WHAT THE TASK REQUIRES: Exactly as they appear, output all of the records. Skip any images.

** start **

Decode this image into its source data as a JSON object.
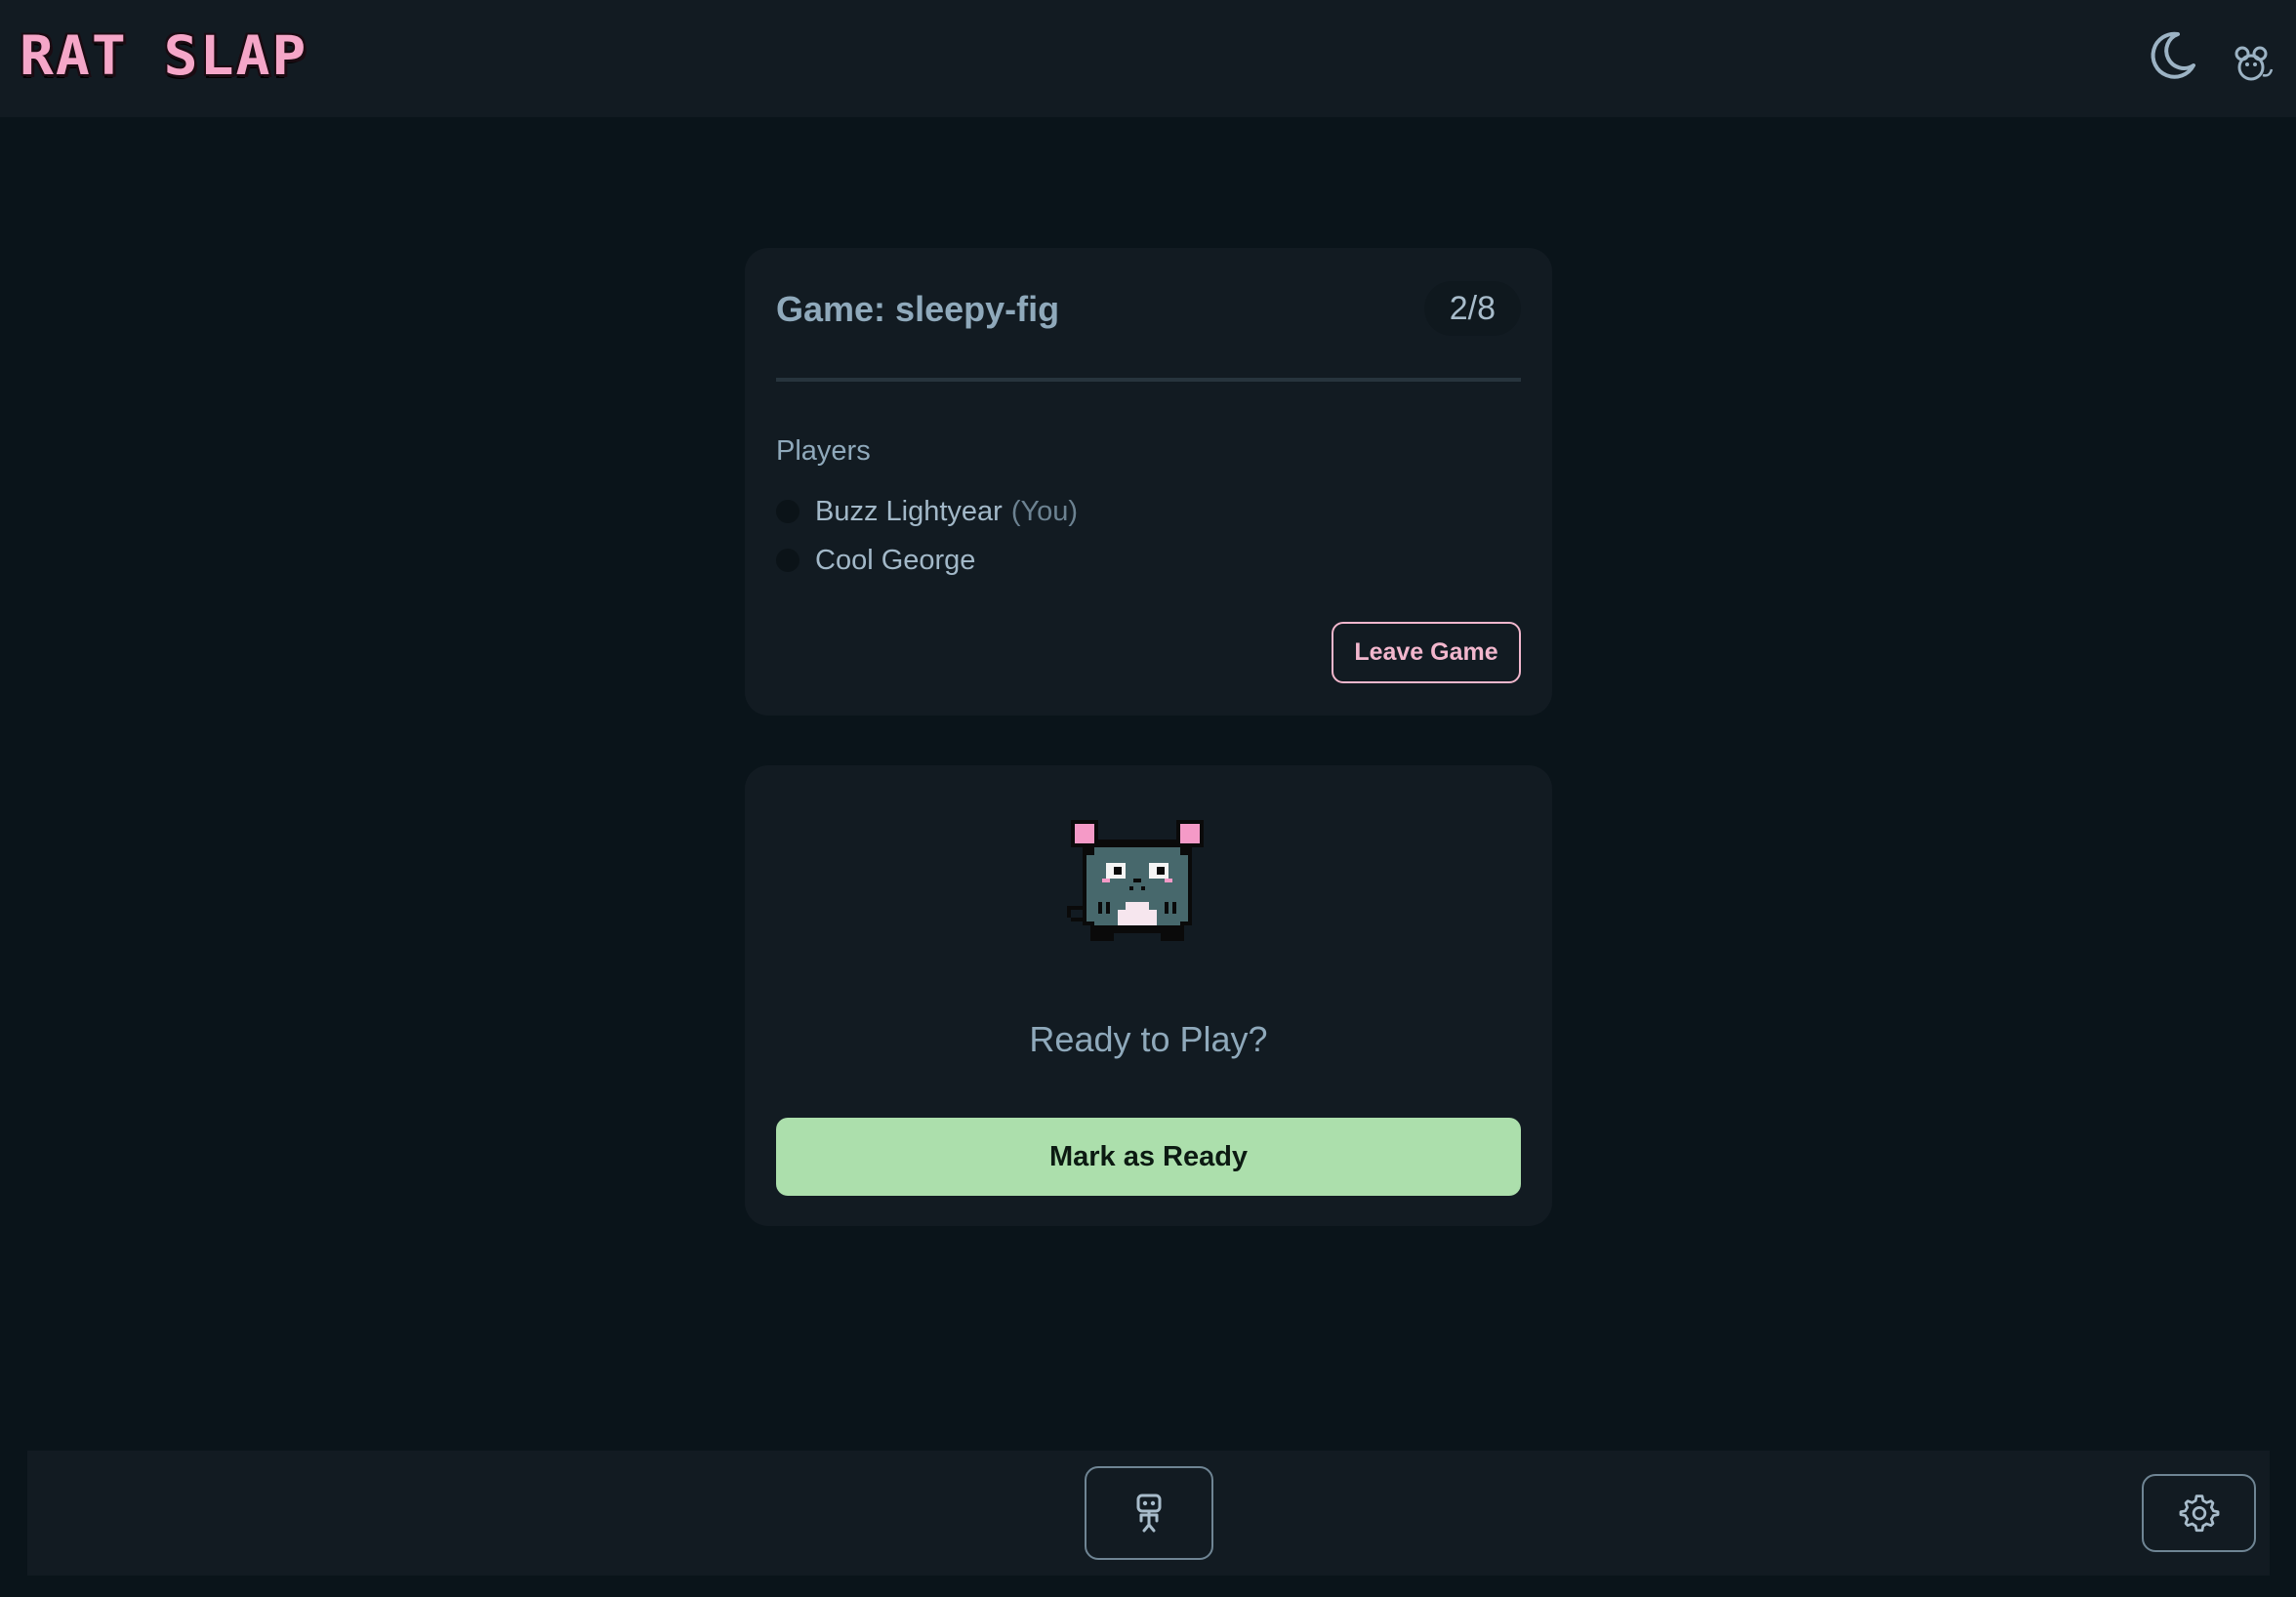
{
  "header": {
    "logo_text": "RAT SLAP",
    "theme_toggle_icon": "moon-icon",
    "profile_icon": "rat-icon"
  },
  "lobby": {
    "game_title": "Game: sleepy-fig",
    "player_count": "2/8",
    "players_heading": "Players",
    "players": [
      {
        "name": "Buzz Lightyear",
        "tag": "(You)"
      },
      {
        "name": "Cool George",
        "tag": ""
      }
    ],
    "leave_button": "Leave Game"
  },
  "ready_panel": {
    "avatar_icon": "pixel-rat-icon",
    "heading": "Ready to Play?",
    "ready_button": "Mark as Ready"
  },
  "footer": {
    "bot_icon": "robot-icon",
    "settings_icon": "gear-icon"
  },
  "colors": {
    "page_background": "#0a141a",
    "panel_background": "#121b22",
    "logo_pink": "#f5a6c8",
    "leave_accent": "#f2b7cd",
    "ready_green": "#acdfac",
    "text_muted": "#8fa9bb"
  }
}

** end **

EXPECTED OUTPUT:
Decode this image into its source data as a JSON object.
{
  "header": {
    "logo_text": "RAT SLAP",
    "theme_toggle_icon": "moon-icon",
    "profile_icon": "rat-icon"
  },
  "lobby": {
    "game_title": "Game: sleepy-fig",
    "player_count": "2/8",
    "players_heading": "Players",
    "players": [
      {
        "name": "Buzz Lightyear",
        "tag": "(You)"
      },
      {
        "name": "Cool George",
        "tag": ""
      }
    ],
    "leave_button": "Leave Game"
  },
  "ready_panel": {
    "avatar_icon": "pixel-rat-icon",
    "heading": "Ready to Play?",
    "ready_button": "Mark as Ready"
  },
  "footer": {
    "bot_icon": "robot-icon",
    "settings_icon": "gear-icon"
  },
  "colors": {
    "page_background": "#0a141a",
    "panel_background": "#121b22",
    "logo_pink": "#f5a6c8",
    "leave_accent": "#f2b7cd",
    "ready_green": "#acdfac",
    "text_muted": "#8fa9bb"
  }
}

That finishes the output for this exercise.